TÂCHE COURTE 1: D'après le texte sur l'Approche Processus, selon quel type de modèle beaucoup d'entreprises sont-elles organisées jusqu'à l'aube des années 70 ?
TÂCHE COURTE 2: Recopiez fidèlement les enregistrements, du tout début jusqu'à la ligne contenant « center-plus-marker [1175,224,1184,233] », celle-ci comprise.

Avant tout, il est nécessaire de rappeler au lecteur les différents acteurs et concepts théoriques qui ont permis le développement de l’Approche Processus.
Tout d’abord, pourquoi l’Approche Processus s’est-elle imposée ?
Jusqu’à l’aube des années 70, beaucoup d’entreprises sont organisées selon un modèle de type Taylorien, adapté à un environnement où la demande est supérieure à l’offre. La concurrence n’est pas mondialisée et les ressources sont facilement accessibles. Pendant cette période faste de croissance rapide, pour beaucoup d’entreprises, il suffit de produire pour s’assurer un développement parfois exponentiel et la fructification des capitaux.
Dans ce contexte d’économie en surchauffe, la performance opérationnelle n’est pas toujours spécialement recherchée. Les produits se vendent bien et les actionnaires sont satisfaits alors pourquoi chercher plus loin ?
Effectivement, pour beaucoup d’entreprises, le modèle de pilotage utilisé consiste à surveiller principalement des macro-indicateurs économiques liés à la rentabilité et à la croissance (ce que dénomme R. Demeestère en 1995, comme un “référentiel de rentabilité”) En schématisant, si les composantes financières de l’entreprise sont satisfaisantes (Chiffre d’Affaires, Résultat), aucune investigation organisée ne semble nécessaire puisque globalement, les seuls éléments factuels disponibles sont satisfaisants. Cependant, certaines parties déficientes de l’organisation peuvent pénaliser, de façon masquée, le résultat global de l’entreprise sans qu’il soit possible de réellement matérialiser ces dérives.

DONNÉES DE LA TÂCHE:
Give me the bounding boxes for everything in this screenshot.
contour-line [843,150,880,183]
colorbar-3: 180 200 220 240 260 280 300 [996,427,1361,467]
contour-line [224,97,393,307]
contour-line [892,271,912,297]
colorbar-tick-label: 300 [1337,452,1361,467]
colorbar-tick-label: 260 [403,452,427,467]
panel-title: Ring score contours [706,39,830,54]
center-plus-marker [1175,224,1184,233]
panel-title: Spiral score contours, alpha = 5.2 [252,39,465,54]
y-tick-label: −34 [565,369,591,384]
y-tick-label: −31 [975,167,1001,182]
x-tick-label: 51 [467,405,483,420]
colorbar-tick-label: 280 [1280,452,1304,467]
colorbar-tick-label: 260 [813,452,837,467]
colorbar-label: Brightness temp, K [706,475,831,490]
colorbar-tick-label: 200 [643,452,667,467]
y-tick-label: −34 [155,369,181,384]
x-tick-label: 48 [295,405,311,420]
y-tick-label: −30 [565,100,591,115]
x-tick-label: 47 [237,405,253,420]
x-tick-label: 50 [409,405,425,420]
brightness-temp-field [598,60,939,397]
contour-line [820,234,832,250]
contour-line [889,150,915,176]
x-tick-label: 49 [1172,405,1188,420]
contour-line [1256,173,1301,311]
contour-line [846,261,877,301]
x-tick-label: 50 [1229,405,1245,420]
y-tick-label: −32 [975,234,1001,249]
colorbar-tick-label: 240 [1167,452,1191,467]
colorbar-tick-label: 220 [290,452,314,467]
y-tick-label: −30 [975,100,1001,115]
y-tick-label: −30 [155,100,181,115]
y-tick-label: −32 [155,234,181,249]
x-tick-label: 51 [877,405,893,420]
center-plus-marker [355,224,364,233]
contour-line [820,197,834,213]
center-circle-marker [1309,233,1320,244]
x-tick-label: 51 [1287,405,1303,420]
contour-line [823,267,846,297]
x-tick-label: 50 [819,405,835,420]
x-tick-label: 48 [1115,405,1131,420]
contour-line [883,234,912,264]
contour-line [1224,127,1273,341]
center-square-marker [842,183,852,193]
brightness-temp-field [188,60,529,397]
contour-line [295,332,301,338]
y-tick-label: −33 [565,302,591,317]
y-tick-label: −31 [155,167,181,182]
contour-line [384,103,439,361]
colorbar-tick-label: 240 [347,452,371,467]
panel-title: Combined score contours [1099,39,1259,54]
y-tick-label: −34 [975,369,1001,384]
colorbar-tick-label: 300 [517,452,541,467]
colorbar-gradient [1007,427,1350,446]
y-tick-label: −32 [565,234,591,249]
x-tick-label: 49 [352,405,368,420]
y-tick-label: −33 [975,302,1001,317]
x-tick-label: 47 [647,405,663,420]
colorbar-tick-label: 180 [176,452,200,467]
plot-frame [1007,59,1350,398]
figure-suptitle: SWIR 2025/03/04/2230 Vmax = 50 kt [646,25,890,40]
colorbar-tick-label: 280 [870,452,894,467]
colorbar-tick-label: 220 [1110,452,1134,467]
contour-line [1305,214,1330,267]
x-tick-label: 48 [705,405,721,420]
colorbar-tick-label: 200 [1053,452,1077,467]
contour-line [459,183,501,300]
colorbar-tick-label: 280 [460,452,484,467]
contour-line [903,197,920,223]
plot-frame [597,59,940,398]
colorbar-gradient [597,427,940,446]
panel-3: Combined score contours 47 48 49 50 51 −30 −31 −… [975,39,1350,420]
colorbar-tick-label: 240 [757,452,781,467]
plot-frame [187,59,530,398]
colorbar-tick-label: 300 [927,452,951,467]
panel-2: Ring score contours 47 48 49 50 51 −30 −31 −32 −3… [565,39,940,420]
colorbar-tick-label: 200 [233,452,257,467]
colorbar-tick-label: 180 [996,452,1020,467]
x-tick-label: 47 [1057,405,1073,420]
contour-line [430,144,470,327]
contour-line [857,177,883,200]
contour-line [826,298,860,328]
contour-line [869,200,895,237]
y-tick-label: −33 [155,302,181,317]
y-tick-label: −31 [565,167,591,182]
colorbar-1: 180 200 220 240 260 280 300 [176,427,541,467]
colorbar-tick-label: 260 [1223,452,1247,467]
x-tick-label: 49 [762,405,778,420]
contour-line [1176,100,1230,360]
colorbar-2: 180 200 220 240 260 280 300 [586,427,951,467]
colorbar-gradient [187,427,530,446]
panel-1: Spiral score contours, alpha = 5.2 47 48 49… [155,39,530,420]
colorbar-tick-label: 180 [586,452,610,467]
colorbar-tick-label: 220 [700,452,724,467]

RÉPONSE COMPLÈTE 1: Selon un modèle de type Taylorien.

RÉPONSE COMPLÈTE 2:
Give me the bounding boxes for everything in this screenshot.
contour-line [843,150,880,183]
colorbar-3: 180 200 220 240 260 280 300 [996,427,1361,467]
contour-line [224,97,393,307]
contour-line [892,271,912,297]
colorbar-tick-label: 300 [1337,452,1361,467]
colorbar-tick-label: 260 [403,452,427,467]
panel-title: Ring score contours [706,39,830,54]
center-plus-marker [1175,224,1184,233]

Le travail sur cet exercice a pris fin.